**INSTRUCTIONS FOR THE TASK**
Locate the word "color" in the material, then show every line that holds it.

────────────────────

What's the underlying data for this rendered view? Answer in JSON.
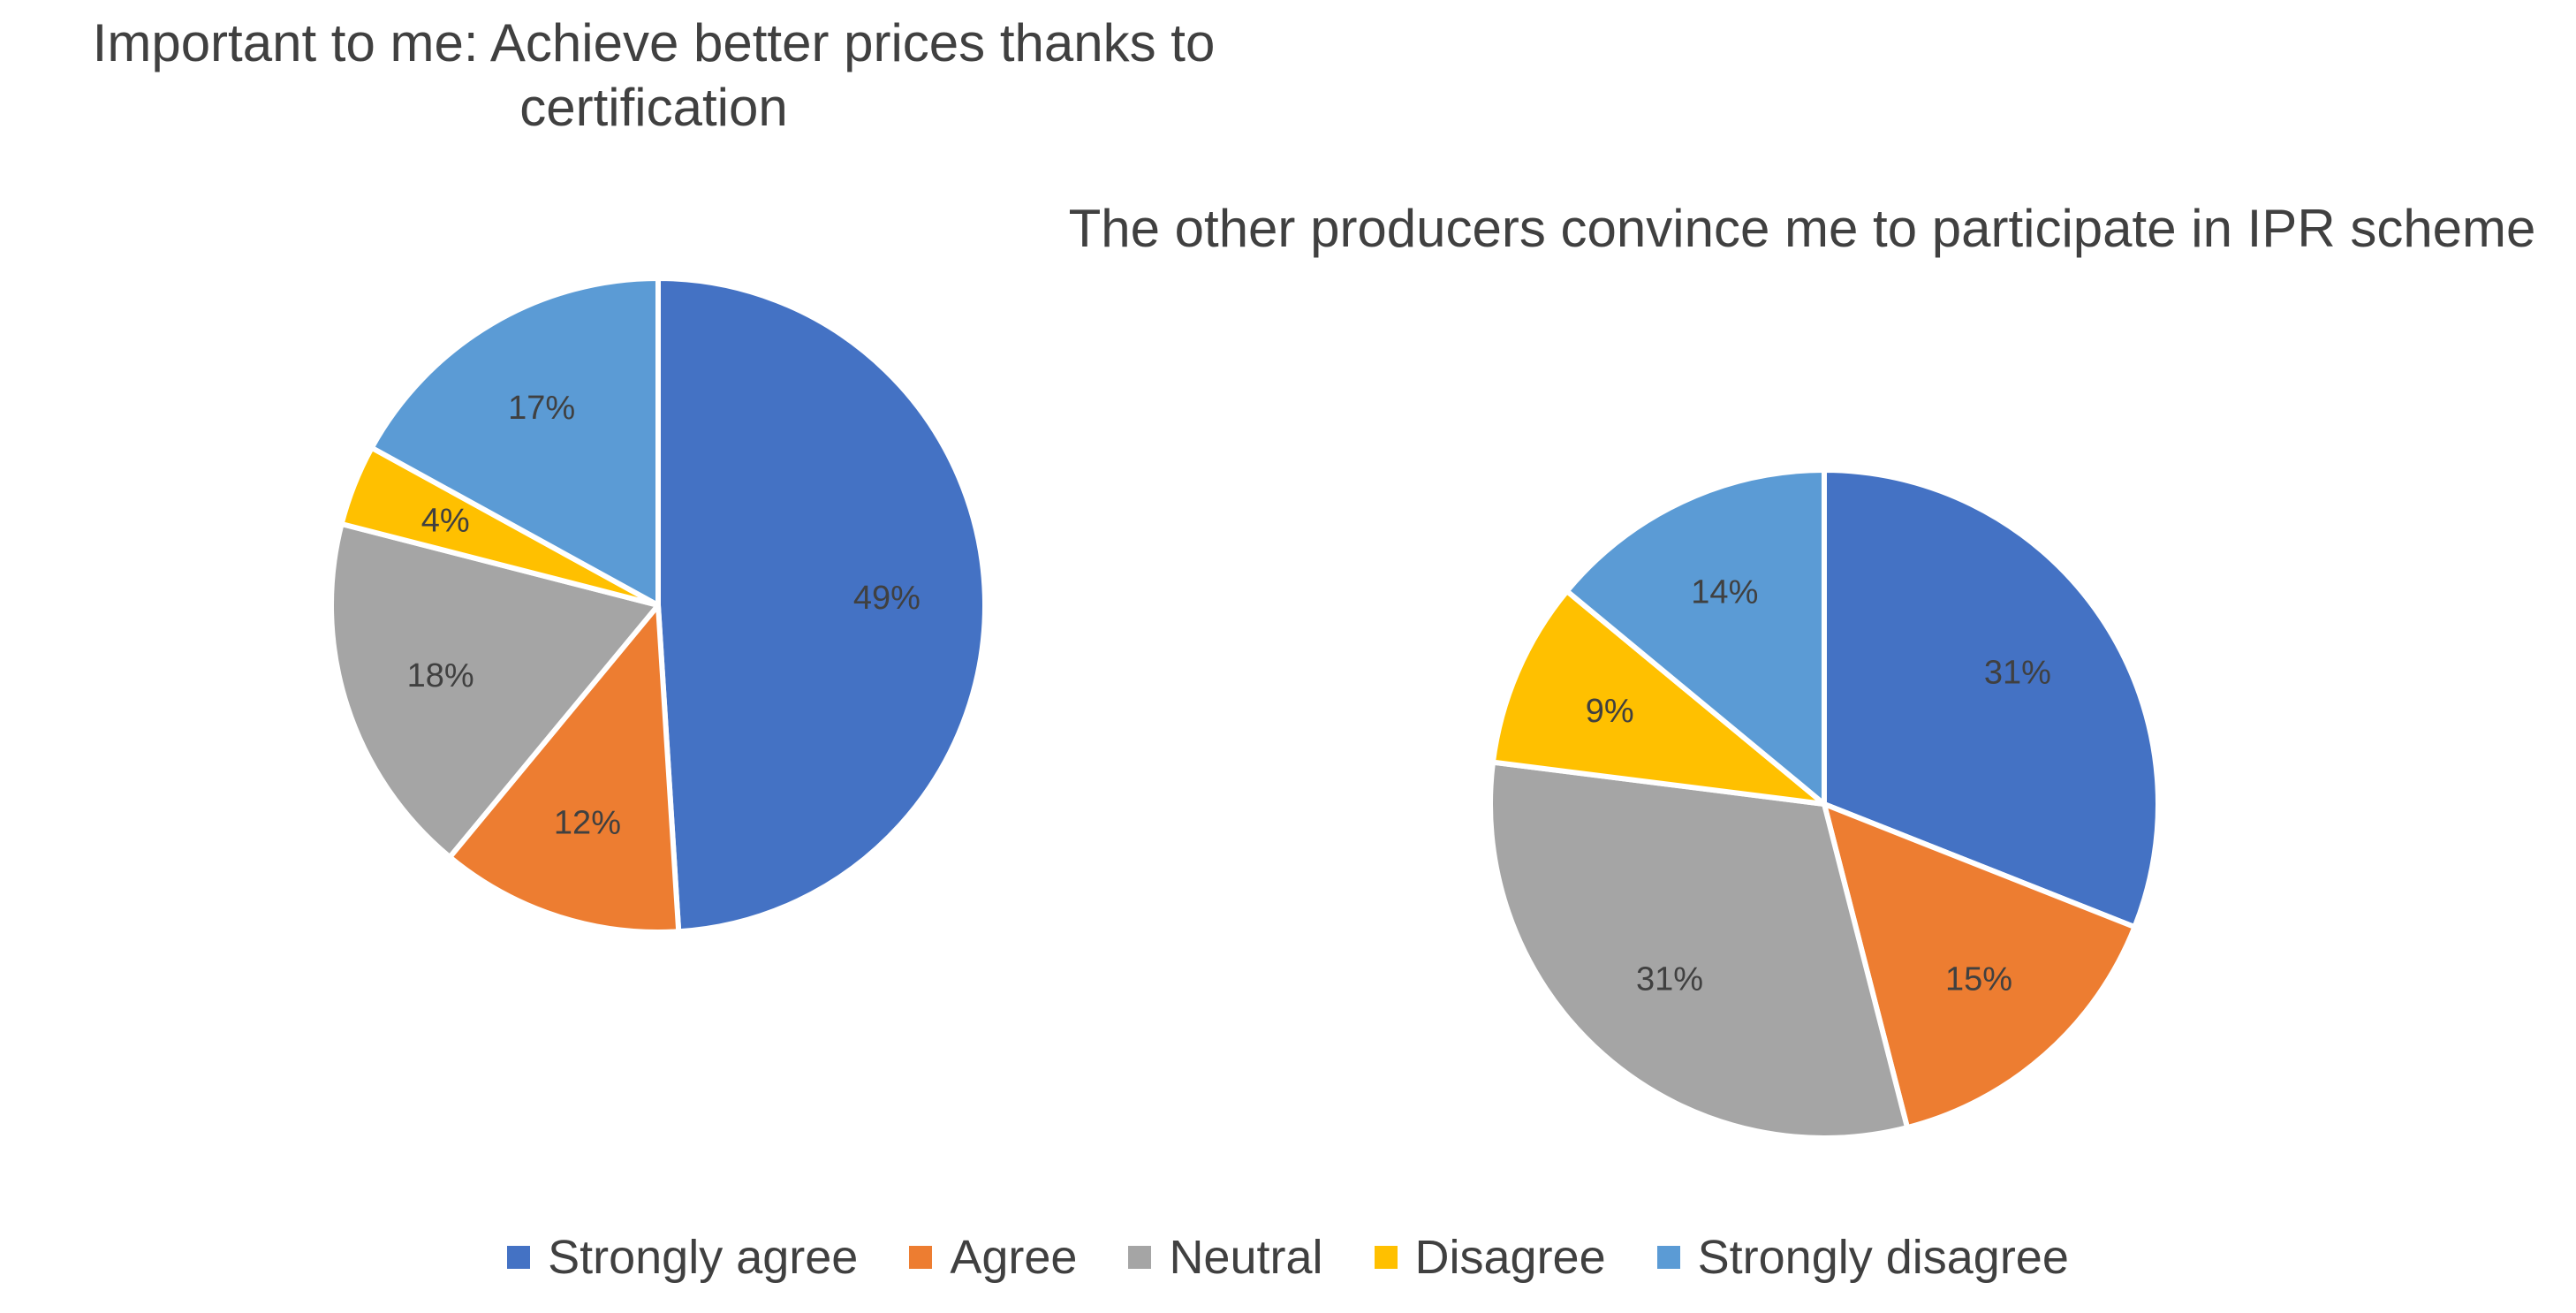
{
  "chart_data": [
    {
      "type": "pie",
      "title": "Important to me: Achieve better prices thanks to certification",
      "categories": [
        "Strongly agree",
        "Agree",
        "Neutral",
        "Disagree",
        "Strongly disagree"
      ],
      "values": [
        49,
        12,
        18,
        4,
        17
      ],
      "labels": [
        "49%",
        "12%",
        "18%",
        "4%",
        "17%"
      ]
    },
    {
      "type": "pie",
      "title": "The other producers convince me to participate in IPR scheme",
      "categories": [
        "Strongly agree",
        "Agree",
        "Neutral",
        "Disagree",
        "Strongly disagree"
      ],
      "values": [
        31,
        15,
        31,
        9,
        14
      ],
      "labels": [
        "31%",
        "15%",
        "31%",
        "9%",
        "14%"
      ]
    }
  ],
  "legend": {
    "placement": "bottom",
    "items": [
      {
        "label": "Strongly agree",
        "color": "#4472C4"
      },
      {
        "label": "Agree",
        "color": "#ED7D31"
      },
      {
        "label": "Neutral",
        "color": "#A5A5A5"
      },
      {
        "label": "Disagree",
        "color": "#FFC000"
      },
      {
        "label": "Strongly disagree",
        "color": "#5B9BD5"
      }
    ]
  }
}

────────────────────

**ANSWER BELOW**
        "color": "#4472C4"
        "color": "#ED7D31"
        "color": "#A5A5A5"
        "color": "#FFC000"
        "color": "#5B9BD5"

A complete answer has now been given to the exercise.